[start]

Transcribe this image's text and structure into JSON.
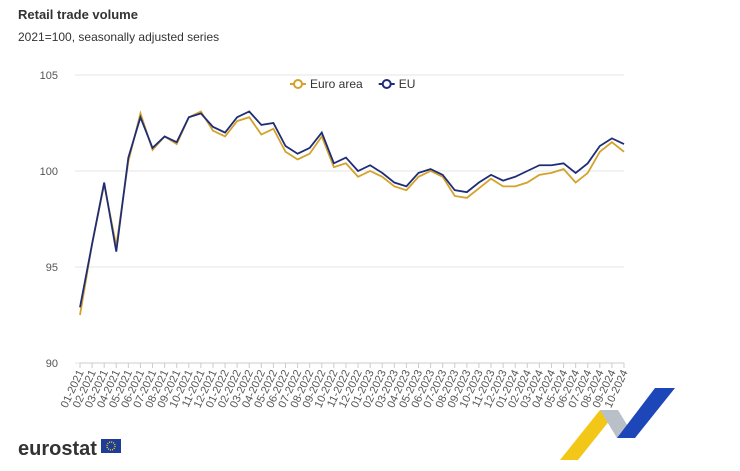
{
  "chart_data": {
    "type": "line",
    "title": "Retail trade volume",
    "subtitle": "2021=100, seasonally adjusted series",
    "x": [
      "01-2021",
      "02-2021",
      "03-2021",
      "04-2021",
      "05-2021",
      "06-2021",
      "07-2021",
      "08-2021",
      "09-2021",
      "10-2021",
      "11-2021",
      "12-2021",
      "01-2022",
      "02-2022",
      "03-2022",
      "04-2022",
      "05-2022",
      "06-2022",
      "07-2022",
      "08-2022",
      "09-2022",
      "10-2022",
      "11-2022",
      "12-2022",
      "01-2023",
      "02-2023",
      "03-2023",
      "04-2023",
      "05-2023",
      "06-2023",
      "07-2023",
      "08-2023",
      "09-2023",
      "10-2023",
      "11-2023",
      "12-2023",
      "01-2024",
      "02-2024",
      "03-2024",
      "04-2024",
      "05-2024",
      "06-2024",
      "07-2024",
      "08-2024",
      "09-2024",
      "10-2024"
    ],
    "series": [
      {
        "name": "Euro area",
        "color": "#d4a22a",
        "values": [
          92.5,
          96.2,
          99.3,
          96.1,
          100.5,
          103.0,
          101.1,
          101.8,
          101.4,
          102.8,
          103.1,
          102.1,
          101.8,
          102.6,
          102.8,
          101.9,
          102.2,
          101.0,
          100.6,
          100.9,
          101.8,
          100.2,
          100.4,
          99.7,
          100.0,
          99.7,
          99.2,
          99.0,
          99.7,
          100.0,
          99.7,
          98.7,
          98.6,
          99.1,
          99.6,
          99.2,
          99.2,
          99.4,
          99.8,
          99.9,
          100.1,
          99.4,
          99.9,
          101.0,
          101.5,
          101.0
        ]
      },
      {
        "name": "EU",
        "color": "#1f2d78",
        "values": [
          92.9,
          96.2,
          99.4,
          95.8,
          100.7,
          102.8,
          101.2,
          101.8,
          101.5,
          102.8,
          103.0,
          102.3,
          102.0,
          102.8,
          103.1,
          102.4,
          102.5,
          101.3,
          100.9,
          101.2,
          102.0,
          100.4,
          100.7,
          100.0,
          100.3,
          99.9,
          99.4,
          99.2,
          99.9,
          100.1,
          99.8,
          99.0,
          98.9,
          99.4,
          99.8,
          99.5,
          99.7,
          100.0,
          100.3,
          100.3,
          100.4,
          99.9,
          100.4,
          101.3,
          101.7,
          101.4
        ]
      }
    ],
    "ylim": [
      90,
      105
    ],
    "yticks": [
      90,
      95,
      100,
      105
    ],
    "grid": true
  },
  "branding": {
    "logo_text": "eurostat"
  }
}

[end]

Your instructions: Reproduce every line exactly and omit all pictures.

Answer below:
Transcribe this image's text and structure into JSON.
{
  "chart_data": {
    "type": "line",
    "title": "Retail trade volume",
    "subtitle": "2021=100, seasonally adjusted series",
    "x": [
      "01-2021",
      "02-2021",
      "03-2021",
      "04-2021",
      "05-2021",
      "06-2021",
      "07-2021",
      "08-2021",
      "09-2021",
      "10-2021",
      "11-2021",
      "12-2021",
      "01-2022",
      "02-2022",
      "03-2022",
      "04-2022",
      "05-2022",
      "06-2022",
      "07-2022",
      "08-2022",
      "09-2022",
      "10-2022",
      "11-2022",
      "12-2022",
      "01-2023",
      "02-2023",
      "03-2023",
      "04-2023",
      "05-2023",
      "06-2023",
      "07-2023",
      "08-2023",
      "09-2023",
      "10-2023",
      "11-2023",
      "12-2023",
      "01-2024",
      "02-2024",
      "03-2024",
      "04-2024",
      "05-2024",
      "06-2024",
      "07-2024",
      "08-2024",
      "09-2024",
      "10-2024"
    ],
    "series": [
      {
        "name": "Euro area",
        "color": "#d4a22a",
        "values": [
          92.5,
          96.2,
          99.3,
          96.1,
          100.5,
          103.0,
          101.1,
          101.8,
          101.4,
          102.8,
          103.1,
          102.1,
          101.8,
          102.6,
          102.8,
          101.9,
          102.2,
          101.0,
          100.6,
          100.9,
          101.8,
          100.2,
          100.4,
          99.7,
          100.0,
          99.7,
          99.2,
          99.0,
          99.7,
          100.0,
          99.7,
          98.7,
          98.6,
          99.1,
          99.6,
          99.2,
          99.2,
          99.4,
          99.8,
          99.9,
          100.1,
          99.4,
          99.9,
          101.0,
          101.5,
          101.0
        ]
      },
      {
        "name": "EU",
        "color": "#1f2d78",
        "values": [
          92.9,
          96.2,
          99.4,
          95.8,
          100.7,
          102.8,
          101.2,
          101.8,
          101.5,
          102.8,
          103.0,
          102.3,
          102.0,
          102.8,
          103.1,
          102.4,
          102.5,
          101.3,
          100.9,
          101.2,
          102.0,
          100.4,
          100.7,
          100.0,
          100.3,
          99.9,
          99.4,
          99.2,
          99.9,
          100.1,
          99.8,
          99.0,
          98.9,
          99.4,
          99.8,
          99.5,
          99.7,
          100.0,
          100.3,
          100.3,
          100.4,
          99.9,
          100.4,
          101.3,
          101.7,
          101.4
        ]
      }
    ],
    "ylim": [
      90,
      105
    ],
    "yticks": [
      90,
      95,
      100,
      105
    ],
    "grid": true
  },
  "branding": {
    "logo_text": "eurostat"
  }
}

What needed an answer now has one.